[Raw records]
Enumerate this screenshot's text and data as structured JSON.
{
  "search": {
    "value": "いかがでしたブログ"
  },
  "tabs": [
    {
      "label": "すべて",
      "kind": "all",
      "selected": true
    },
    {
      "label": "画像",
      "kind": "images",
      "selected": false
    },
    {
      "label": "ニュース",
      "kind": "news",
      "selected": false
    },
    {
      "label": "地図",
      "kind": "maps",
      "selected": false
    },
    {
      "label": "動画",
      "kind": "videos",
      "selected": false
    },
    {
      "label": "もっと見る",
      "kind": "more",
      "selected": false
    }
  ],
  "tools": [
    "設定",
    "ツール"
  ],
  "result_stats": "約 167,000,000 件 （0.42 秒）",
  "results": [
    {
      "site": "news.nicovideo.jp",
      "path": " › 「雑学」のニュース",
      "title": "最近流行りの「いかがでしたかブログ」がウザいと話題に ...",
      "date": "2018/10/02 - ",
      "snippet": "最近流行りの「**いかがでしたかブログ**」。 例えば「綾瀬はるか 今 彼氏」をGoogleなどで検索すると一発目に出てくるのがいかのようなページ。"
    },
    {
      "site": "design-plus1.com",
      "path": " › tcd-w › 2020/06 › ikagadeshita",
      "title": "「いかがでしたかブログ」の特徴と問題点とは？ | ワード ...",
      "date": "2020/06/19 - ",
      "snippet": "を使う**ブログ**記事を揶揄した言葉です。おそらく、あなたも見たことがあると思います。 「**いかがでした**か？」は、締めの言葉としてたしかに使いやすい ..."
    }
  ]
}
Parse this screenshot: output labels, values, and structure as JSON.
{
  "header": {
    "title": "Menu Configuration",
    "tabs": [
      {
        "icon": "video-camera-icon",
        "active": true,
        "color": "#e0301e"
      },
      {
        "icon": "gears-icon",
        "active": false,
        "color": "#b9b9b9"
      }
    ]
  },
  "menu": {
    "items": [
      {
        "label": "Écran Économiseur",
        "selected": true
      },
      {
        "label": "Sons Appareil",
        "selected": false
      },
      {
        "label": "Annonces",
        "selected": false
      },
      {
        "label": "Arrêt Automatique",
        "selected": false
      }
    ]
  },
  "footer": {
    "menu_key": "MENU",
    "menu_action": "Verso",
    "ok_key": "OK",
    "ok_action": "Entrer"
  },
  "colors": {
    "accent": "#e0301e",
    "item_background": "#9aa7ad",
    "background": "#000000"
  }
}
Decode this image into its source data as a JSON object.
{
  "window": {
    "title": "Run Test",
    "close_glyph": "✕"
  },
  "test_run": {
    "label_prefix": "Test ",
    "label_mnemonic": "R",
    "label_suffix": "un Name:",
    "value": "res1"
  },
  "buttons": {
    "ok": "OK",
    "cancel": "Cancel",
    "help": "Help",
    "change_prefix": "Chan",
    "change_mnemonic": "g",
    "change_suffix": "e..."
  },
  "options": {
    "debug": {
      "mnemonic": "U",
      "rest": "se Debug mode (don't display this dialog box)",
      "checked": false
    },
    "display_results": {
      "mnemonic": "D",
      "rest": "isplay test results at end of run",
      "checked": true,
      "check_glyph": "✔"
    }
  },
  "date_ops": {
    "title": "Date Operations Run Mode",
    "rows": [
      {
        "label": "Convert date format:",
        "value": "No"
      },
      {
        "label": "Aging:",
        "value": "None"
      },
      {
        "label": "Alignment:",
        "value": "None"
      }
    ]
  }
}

What you will do
Quote the listing in full, please, keeping every line exact.

The output
Enumerate this screenshot's text and data as structured JSON.
{
  "search": {
    "value": "いかがでしたブログ"
  },
  "tabs": [
    {
      "label": "すべて",
      "kind": "all",
      "selected": true
    },
    {
      "label": "画像",
      "kind": "images",
      "selected": false
    },
    {
      "label": "ニュース",
      "kind": "news",
      "selected": false
    },
    {
      "label": "地図",
      "kind": "maps",
      "selected": false
    },
    {
      "label": "動画",
      "kind": "videos",
      "selected": false
    },
    {
      "label": "もっと見る",
      "kind": "more",
      "selected": false
    }
  ],
  "tools": [
    "設定",
    "ツール"
  ],
  "result_stats": "約 167,000,000 件 （0.42 秒）",
  "results": [
    {
      "site": "news.nicovideo.jp",
      "path": " › 「雑学」のニュース",
      "title": "最近流行りの「いかがでしたかブログ」がウザいと話題に ...",
      "date": "2018/10/02 - ",
      "snippet": "最近流行りの「**いかがでしたかブログ**」。 例えば「綾瀬はるか 今 彼氏」をGoogleなどで検索すると一発目に出てくるのがいかのようなページ。"
    },
    {
      "site": "design-plus1.com",
      "path": " › tcd-w › 2020/06 › ikagadeshita",
      "title": "「いかがでしたかブログ」の特徴と問題点とは？ | ワード ...",
      "date": "2020/06/19 - ",
      "snippet": "を使う**ブログ**記事を揶揄した言葉です。おそらく、あなたも見たことがあると思います。 「**いかがでした**か？」は、締めの言葉としてたしかに使いやすい ..."
    }
  ]
}
Parse this screenshot: output labels, values, and structure as JSON.
{
  "header": {
    "title": "Menu Configuration",
    "tabs": [
      {
        "icon": "video-camera-icon",
        "active": true,
        "color": "#e0301e"
      },
      {
        "icon": "gears-icon",
        "active": false,
        "color": "#b9b9b9"
      }
    ]
  },
  "menu": {
    "items": [
      {
        "label": "Écran Économiseur",
        "selected": true
      },
      {
        "label": "Sons Appareil",
        "selected": false
      },
      {
        "label": "Annonces",
        "selected": false
      },
      {
        "label": "Arrêt Automatique",
        "selected": false
      }
    ]
  },
  "footer": {
    "menu_key": "MENU",
    "menu_action": "Verso",
    "ok_key": "OK",
    "ok_action": "Entrer"
  },
  "colors": {
    "accent": "#e0301e",
    "item_background": "#9aa7ad",
    "background": "#000000"
  }
}
Decode this image into its source data as a JSON object.
{
  "window": {
    "title": "Run Test",
    "close_glyph": "✕"
  },
  "test_run": {
    "label_prefix": "Test ",
    "label_mnemonic": "R",
    "label_suffix": "un Name:",
    "value": "res1"
  },
  "buttons": {
    "ok": "OK",
    "cancel": "Cancel",
    "help": "Help",
    "change_prefix": "Chan",
    "change_mnemonic": "g",
    "change_suffix": "e..."
  },
  "options": {
    "debug": {
      "mnemonic": "U",
      "rest": "se Debug mode (don't display this dialog box)",
      "checked": false
    },
    "display_results": {
      "mnemonic": "D",
      "rest": "isplay test results at end of run",
      "checked": true,
      "check_glyph": "✔"
    }
  },
  "date_ops": {
    "title": "Date Operations Run Mode",
    "rows": [
      {
        "label": "Convert date format:",
        "value": "No"
      },
      {
        "label": "Aging:",
        "value": "None"
      },
      {
        "label": "Alignment:",
        "value": "None"
      }
    ]
  }
}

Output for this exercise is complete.